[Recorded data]
□ □ □ □ □
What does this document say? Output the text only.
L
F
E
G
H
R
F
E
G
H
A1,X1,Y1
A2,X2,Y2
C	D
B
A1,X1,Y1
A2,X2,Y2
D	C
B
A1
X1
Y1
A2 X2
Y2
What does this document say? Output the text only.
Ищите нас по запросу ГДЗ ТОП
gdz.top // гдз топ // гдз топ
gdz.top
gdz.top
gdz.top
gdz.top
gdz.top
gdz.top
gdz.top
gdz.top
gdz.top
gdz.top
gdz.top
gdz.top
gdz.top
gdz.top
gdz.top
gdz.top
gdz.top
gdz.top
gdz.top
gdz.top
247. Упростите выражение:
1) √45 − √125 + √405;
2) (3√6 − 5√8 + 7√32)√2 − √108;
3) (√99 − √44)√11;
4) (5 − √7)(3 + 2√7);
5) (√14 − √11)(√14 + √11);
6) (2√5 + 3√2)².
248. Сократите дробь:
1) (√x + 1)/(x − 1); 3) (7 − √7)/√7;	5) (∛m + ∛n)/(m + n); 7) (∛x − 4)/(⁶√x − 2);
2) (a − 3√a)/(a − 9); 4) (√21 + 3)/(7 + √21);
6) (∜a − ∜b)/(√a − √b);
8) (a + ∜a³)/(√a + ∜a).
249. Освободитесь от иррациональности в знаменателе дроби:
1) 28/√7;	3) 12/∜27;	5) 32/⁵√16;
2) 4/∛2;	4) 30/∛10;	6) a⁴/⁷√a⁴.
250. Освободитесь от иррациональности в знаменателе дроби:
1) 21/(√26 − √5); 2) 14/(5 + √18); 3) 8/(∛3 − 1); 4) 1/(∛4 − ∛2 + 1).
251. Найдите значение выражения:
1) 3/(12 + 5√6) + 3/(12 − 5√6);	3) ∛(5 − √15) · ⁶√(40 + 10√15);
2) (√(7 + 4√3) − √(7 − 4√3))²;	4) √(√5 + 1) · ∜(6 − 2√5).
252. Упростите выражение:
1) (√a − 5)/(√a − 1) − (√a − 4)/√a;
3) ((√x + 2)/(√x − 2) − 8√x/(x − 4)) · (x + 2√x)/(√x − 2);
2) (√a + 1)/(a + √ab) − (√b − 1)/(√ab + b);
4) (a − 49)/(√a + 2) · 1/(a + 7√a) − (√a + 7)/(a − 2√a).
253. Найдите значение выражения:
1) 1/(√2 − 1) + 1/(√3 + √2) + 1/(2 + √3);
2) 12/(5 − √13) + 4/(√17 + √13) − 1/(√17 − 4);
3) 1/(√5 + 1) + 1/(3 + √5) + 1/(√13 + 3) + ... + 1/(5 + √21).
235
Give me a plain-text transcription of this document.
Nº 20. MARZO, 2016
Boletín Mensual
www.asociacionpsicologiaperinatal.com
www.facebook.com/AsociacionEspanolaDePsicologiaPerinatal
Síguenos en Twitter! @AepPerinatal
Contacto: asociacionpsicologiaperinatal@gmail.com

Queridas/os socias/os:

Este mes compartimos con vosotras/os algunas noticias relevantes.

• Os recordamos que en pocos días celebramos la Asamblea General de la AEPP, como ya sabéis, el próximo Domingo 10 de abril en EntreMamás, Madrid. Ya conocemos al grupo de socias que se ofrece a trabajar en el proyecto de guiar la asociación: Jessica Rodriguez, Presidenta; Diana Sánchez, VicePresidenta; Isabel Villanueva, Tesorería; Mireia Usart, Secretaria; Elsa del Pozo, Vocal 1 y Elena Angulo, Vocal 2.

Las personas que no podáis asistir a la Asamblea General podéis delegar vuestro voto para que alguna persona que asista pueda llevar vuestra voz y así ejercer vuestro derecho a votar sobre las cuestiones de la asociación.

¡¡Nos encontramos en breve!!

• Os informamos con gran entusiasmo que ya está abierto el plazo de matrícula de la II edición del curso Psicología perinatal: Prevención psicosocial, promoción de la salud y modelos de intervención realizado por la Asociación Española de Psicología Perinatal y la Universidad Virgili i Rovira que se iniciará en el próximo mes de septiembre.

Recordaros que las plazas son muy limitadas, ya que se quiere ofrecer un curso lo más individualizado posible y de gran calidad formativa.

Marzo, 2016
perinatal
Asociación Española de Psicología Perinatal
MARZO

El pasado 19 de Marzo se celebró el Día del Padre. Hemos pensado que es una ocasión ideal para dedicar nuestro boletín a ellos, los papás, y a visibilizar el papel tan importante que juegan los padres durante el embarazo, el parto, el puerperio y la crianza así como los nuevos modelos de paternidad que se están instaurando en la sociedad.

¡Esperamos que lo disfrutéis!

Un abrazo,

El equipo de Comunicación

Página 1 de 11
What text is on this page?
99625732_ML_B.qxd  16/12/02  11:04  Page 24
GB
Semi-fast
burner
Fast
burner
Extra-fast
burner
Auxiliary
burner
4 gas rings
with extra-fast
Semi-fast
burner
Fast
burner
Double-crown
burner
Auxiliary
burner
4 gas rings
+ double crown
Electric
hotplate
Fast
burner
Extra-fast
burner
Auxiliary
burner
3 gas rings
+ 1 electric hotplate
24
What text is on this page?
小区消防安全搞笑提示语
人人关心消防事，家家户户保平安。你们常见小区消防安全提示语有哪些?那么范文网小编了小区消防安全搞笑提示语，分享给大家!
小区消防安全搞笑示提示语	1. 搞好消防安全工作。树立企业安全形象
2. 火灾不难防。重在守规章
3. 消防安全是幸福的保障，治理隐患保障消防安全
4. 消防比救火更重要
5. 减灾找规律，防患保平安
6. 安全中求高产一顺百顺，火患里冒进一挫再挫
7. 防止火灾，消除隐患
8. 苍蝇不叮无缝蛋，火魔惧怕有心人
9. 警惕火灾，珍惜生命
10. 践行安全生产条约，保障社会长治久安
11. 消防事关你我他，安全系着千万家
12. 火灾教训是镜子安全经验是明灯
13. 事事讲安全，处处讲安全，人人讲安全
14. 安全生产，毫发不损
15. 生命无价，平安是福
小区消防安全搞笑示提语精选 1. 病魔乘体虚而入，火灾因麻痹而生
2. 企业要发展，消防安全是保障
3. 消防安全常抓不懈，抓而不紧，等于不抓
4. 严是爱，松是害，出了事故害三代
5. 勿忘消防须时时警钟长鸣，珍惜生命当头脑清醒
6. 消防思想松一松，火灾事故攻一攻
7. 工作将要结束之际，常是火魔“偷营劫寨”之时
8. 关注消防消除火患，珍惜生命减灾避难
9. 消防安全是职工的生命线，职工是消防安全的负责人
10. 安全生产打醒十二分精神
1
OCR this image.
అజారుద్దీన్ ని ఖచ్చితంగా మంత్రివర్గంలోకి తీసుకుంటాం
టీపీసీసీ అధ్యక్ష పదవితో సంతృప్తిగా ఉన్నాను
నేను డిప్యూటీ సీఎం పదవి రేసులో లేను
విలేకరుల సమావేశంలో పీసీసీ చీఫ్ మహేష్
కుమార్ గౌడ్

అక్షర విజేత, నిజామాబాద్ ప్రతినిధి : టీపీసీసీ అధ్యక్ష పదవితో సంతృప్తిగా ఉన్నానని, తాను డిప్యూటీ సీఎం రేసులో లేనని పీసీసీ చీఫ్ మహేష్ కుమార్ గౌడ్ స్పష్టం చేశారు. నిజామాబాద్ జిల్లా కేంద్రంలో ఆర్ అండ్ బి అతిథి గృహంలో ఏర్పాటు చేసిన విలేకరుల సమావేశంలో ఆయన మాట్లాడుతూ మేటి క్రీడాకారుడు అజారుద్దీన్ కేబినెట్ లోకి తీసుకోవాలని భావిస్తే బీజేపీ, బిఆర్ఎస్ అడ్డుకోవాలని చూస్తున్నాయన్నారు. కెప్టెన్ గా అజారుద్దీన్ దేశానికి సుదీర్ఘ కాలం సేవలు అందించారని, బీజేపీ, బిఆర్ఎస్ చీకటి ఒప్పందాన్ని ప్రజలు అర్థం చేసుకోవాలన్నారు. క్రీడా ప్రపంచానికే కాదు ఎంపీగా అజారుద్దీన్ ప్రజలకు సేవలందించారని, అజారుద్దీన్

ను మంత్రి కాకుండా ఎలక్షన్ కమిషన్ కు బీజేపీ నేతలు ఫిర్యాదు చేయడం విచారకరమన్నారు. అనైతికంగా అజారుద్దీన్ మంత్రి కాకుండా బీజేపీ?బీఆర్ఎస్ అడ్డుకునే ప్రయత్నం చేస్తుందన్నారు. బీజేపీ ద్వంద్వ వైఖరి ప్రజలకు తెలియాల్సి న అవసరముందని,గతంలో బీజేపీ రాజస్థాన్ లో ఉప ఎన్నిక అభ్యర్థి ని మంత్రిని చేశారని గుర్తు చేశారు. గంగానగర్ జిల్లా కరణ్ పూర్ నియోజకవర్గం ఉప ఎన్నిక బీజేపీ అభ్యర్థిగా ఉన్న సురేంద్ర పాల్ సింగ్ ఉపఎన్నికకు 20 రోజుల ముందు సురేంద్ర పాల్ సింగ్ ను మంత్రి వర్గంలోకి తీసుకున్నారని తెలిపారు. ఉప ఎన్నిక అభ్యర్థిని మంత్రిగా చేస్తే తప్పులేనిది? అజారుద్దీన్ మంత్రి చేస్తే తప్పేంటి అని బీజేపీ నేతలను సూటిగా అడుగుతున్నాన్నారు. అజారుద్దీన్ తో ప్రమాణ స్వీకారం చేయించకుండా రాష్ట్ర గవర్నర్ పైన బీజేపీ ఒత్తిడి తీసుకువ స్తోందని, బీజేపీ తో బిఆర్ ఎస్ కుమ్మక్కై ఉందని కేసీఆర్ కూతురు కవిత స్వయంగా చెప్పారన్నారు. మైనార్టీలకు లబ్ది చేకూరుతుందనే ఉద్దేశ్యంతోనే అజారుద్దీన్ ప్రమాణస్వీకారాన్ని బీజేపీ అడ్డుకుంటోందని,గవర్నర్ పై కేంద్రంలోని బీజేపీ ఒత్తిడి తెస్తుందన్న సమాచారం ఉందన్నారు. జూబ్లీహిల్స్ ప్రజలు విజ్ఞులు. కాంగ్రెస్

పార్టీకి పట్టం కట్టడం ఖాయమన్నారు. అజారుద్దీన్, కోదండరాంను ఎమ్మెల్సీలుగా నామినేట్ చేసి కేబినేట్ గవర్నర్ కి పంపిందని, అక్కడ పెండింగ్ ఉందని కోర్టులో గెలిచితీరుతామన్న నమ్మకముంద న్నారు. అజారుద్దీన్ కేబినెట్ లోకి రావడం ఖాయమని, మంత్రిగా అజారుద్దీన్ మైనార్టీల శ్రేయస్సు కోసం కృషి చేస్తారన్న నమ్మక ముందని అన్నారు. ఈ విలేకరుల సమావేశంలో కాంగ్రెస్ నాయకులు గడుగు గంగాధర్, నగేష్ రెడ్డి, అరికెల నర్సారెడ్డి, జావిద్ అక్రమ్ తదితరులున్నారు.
□ □ □ □ □
▶ _Your objective_
Looking at the listing above, count the lines that contain "Упростите" and give nothing but the number.

▶ _Written answer_
2